• [Your task] In the listing below, how many lines contain the word "from"? Please respond with the number only.

[Dataset records]
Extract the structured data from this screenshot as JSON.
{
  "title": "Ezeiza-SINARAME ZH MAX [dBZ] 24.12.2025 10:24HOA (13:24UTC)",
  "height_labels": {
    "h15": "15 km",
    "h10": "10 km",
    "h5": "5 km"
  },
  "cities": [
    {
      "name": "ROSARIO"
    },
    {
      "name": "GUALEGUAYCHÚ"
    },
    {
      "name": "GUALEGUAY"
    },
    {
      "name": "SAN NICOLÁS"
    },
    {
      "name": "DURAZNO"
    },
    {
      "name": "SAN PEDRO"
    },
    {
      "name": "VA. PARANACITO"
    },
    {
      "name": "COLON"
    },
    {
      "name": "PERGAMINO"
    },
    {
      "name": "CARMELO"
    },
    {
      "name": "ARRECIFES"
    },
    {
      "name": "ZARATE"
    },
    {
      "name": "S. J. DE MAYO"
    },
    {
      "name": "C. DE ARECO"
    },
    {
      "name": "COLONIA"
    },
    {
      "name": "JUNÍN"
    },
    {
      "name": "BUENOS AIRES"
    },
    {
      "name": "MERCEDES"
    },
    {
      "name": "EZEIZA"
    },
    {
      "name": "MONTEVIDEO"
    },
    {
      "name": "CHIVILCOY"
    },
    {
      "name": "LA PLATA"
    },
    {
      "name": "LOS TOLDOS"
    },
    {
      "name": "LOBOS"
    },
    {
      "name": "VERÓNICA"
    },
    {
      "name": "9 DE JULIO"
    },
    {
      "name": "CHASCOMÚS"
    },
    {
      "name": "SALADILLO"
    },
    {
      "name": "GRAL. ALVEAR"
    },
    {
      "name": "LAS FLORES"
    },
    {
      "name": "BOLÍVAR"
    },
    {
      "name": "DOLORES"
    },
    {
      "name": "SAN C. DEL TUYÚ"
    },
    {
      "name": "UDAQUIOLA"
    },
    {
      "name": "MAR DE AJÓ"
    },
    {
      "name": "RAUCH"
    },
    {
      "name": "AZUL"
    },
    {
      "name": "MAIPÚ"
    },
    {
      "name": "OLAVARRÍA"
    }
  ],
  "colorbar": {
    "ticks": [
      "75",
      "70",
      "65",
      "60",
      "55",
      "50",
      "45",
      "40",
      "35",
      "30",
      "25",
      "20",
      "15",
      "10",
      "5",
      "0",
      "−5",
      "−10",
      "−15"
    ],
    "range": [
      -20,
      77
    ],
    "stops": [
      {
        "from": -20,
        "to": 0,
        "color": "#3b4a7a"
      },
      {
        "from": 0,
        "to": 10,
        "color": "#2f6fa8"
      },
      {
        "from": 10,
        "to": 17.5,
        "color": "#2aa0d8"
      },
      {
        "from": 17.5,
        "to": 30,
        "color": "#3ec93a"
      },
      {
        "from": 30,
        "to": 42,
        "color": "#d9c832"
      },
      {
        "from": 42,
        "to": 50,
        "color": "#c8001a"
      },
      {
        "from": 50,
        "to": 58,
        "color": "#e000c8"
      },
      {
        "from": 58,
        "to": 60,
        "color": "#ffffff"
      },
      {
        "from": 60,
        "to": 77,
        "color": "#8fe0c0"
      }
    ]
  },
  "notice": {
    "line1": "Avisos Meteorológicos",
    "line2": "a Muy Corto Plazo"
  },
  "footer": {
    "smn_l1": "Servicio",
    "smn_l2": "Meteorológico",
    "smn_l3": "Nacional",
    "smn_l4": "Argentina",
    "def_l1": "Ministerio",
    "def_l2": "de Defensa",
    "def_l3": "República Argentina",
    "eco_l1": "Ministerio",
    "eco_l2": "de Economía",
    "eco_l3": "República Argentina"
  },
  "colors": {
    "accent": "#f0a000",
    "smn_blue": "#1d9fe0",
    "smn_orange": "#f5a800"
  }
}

• [Complete response] 10